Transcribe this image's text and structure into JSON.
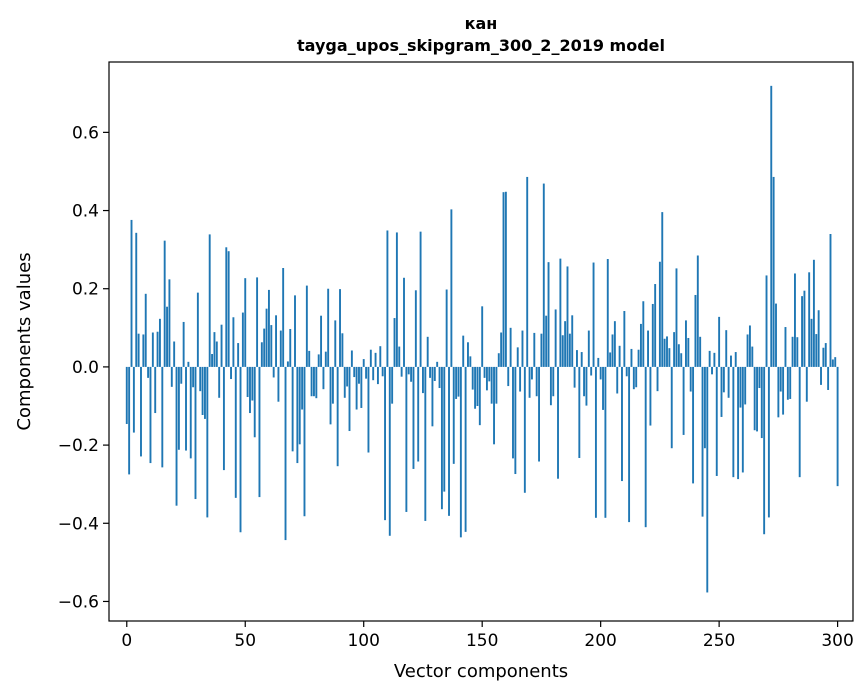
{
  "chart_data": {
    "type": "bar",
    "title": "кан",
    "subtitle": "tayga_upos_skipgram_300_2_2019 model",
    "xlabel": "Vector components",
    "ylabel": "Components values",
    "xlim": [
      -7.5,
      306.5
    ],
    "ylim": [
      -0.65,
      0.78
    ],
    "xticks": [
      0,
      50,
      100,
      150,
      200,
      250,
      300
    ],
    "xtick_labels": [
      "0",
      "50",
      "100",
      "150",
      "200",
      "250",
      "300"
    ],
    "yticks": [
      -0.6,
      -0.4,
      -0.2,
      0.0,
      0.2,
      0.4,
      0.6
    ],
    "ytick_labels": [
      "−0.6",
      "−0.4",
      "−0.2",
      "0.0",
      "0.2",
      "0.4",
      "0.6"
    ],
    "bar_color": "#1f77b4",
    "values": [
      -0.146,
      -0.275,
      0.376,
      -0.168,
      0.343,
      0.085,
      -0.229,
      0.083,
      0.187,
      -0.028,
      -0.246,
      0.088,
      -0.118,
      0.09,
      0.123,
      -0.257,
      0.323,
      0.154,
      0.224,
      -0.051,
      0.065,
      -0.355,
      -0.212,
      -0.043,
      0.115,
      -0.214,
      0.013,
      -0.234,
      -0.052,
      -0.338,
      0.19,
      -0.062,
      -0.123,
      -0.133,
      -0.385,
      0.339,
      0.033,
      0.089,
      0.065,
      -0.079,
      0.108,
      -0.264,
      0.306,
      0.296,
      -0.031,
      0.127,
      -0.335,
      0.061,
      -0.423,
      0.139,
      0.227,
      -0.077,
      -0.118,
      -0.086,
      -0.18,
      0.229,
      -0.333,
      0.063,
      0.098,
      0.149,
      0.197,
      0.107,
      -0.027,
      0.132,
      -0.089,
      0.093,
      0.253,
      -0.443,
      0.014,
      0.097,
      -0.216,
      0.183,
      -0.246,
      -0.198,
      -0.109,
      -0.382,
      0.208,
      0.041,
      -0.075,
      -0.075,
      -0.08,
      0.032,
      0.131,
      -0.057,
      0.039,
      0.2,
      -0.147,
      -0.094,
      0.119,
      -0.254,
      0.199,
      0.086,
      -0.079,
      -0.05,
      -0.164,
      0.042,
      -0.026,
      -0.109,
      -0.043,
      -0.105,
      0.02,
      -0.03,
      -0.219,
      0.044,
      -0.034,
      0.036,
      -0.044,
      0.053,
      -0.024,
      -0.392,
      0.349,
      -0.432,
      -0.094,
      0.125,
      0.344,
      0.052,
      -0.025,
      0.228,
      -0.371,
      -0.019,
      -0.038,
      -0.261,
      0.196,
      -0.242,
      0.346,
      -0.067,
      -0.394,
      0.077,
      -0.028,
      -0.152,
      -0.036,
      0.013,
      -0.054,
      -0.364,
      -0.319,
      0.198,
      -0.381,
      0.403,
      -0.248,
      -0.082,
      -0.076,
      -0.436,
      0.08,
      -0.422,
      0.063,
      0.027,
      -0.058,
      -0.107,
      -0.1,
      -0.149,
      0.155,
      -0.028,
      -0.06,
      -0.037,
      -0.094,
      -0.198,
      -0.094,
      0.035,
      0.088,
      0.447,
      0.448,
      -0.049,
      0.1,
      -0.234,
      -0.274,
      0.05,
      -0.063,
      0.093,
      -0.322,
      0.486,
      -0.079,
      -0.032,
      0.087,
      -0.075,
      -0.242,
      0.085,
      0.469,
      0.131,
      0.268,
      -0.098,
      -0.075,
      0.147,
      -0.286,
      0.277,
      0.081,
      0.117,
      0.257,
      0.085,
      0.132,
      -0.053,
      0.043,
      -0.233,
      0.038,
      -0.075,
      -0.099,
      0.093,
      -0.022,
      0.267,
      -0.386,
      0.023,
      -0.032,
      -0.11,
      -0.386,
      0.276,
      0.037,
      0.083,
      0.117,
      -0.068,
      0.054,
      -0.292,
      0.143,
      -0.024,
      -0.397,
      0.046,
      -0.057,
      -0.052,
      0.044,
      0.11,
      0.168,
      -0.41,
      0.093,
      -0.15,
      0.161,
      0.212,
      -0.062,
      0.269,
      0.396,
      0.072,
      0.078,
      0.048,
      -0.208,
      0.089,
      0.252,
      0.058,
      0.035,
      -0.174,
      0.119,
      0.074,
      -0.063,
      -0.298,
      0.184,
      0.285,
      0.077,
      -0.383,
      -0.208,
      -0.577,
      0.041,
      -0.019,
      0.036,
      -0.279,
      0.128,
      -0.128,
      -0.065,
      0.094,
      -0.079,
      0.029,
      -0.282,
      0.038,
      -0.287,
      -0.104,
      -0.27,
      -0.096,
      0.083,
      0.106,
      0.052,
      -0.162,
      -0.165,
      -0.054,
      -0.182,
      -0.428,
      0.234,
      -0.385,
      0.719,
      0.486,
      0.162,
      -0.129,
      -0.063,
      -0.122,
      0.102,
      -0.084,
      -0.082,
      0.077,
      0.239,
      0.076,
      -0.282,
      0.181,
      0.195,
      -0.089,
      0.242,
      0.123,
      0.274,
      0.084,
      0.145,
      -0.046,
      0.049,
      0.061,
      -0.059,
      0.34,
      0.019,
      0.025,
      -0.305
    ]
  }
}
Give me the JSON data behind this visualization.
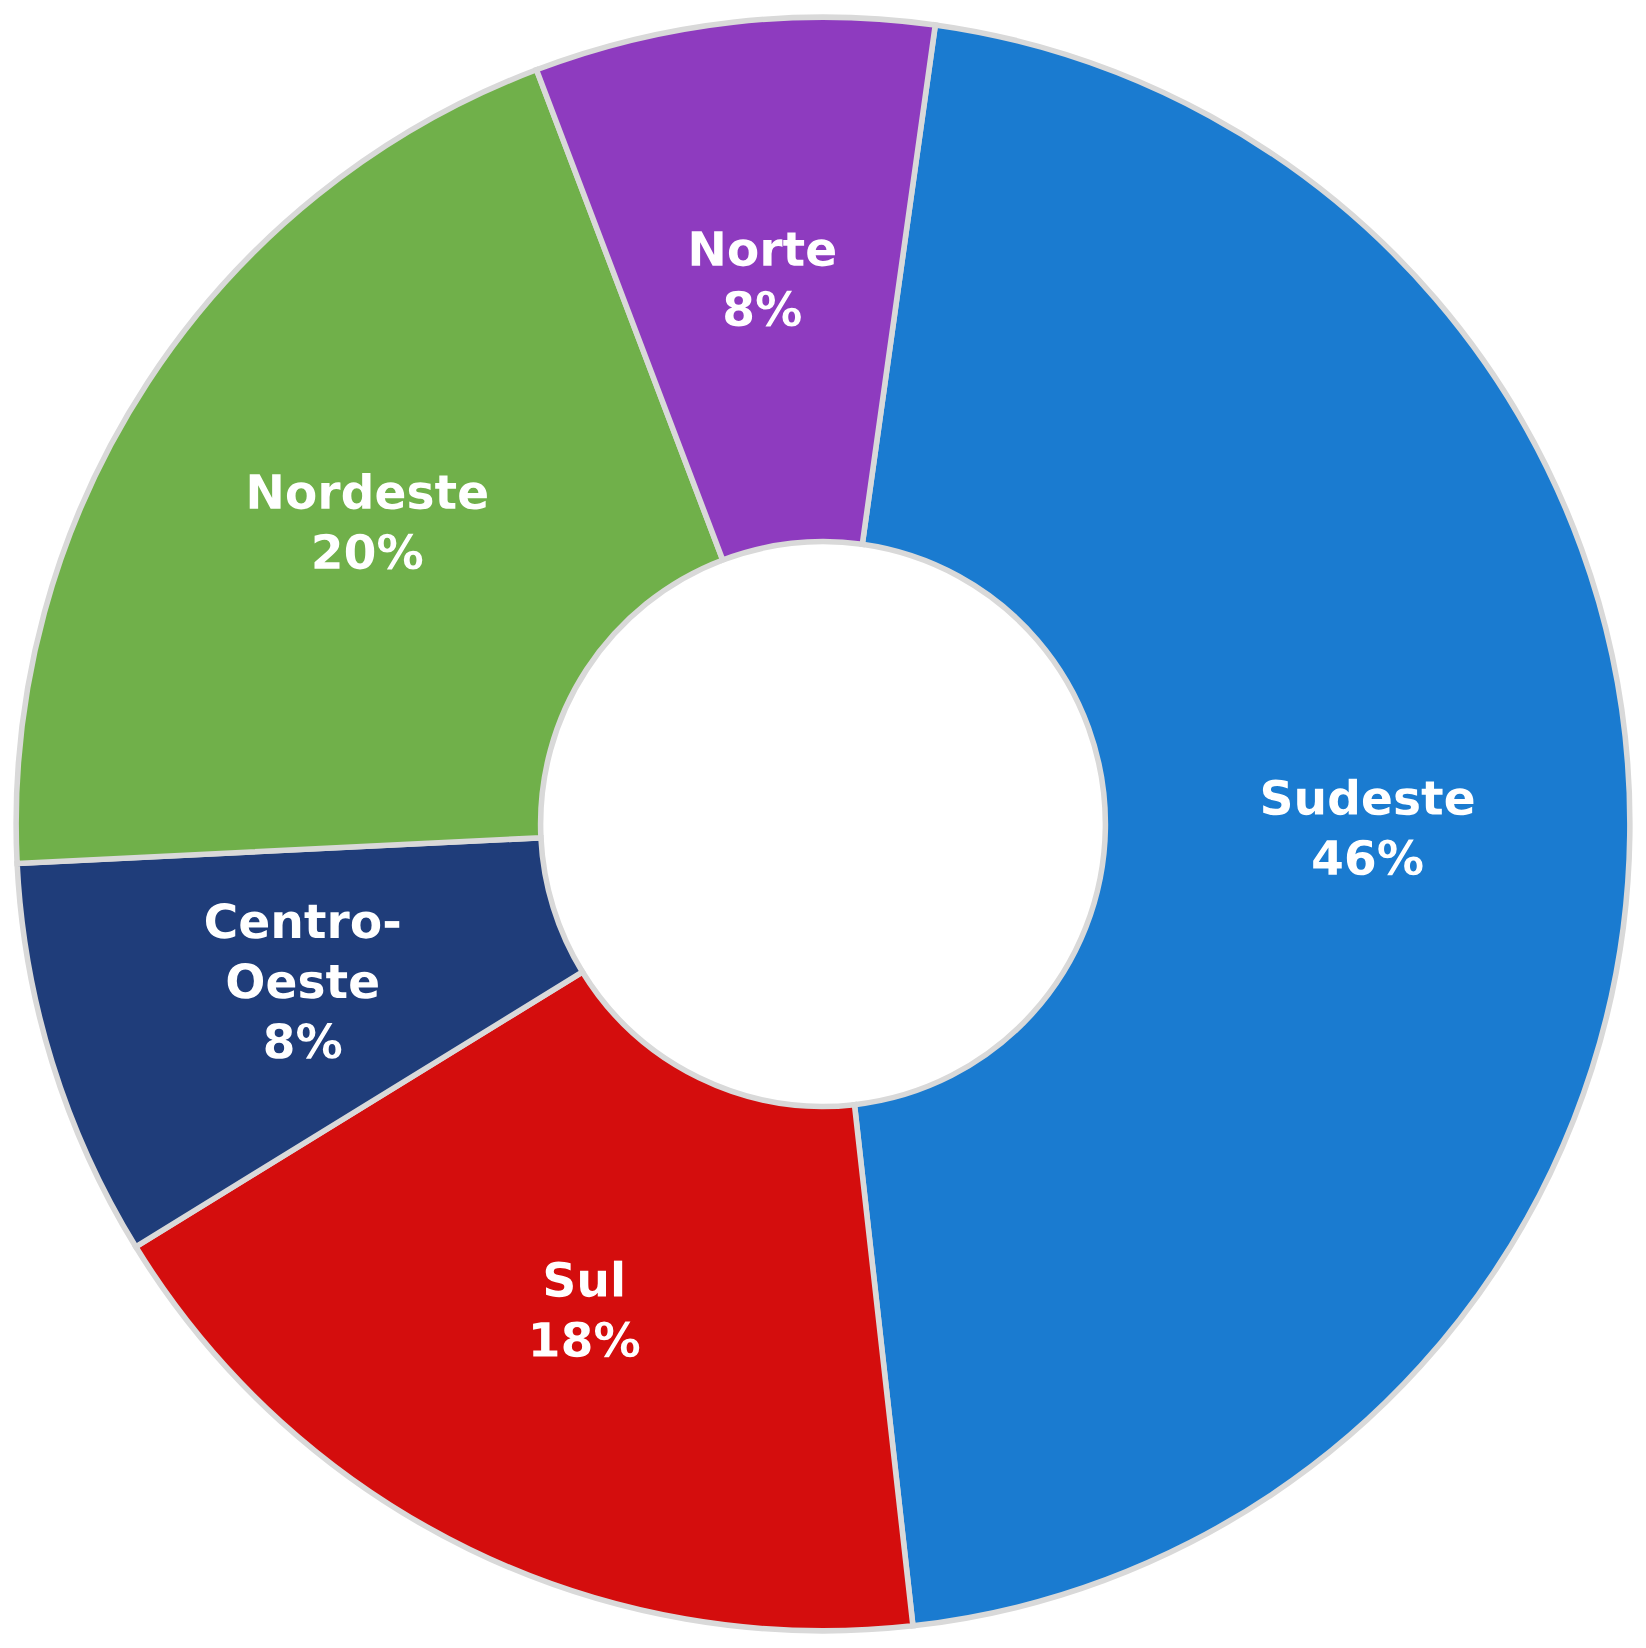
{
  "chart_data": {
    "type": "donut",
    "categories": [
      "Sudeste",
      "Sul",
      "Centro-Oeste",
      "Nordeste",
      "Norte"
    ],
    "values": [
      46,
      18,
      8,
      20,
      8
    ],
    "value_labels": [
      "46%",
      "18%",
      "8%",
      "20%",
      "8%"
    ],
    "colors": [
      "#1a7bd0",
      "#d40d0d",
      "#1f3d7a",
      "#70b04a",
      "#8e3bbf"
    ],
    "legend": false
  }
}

++++

- Stated task
Write out exactly the lines from the line holding "Give me the" through the last line of the records above, inclusive, and nothing more. Leave out the pictures.

- Answer to the problem
Give me the JSON data behind this visualization.
{
  "chart_data": {
    "type": "donut",
    "categories": [
      "Sudeste",
      "Sul",
      "Centro-Oeste",
      "Nordeste",
      "Norte"
    ],
    "values": [
      46,
      18,
      8,
      20,
      8
    ],
    "value_labels": [
      "46%",
      "18%",
      "8%",
      "20%",
      "8%"
    ],
    "colors": [
      "#1a7bd0",
      "#d40d0d",
      "#1f3d7a",
      "#70b04a",
      "#8e3bbf"
    ],
    "legend": false
  }
}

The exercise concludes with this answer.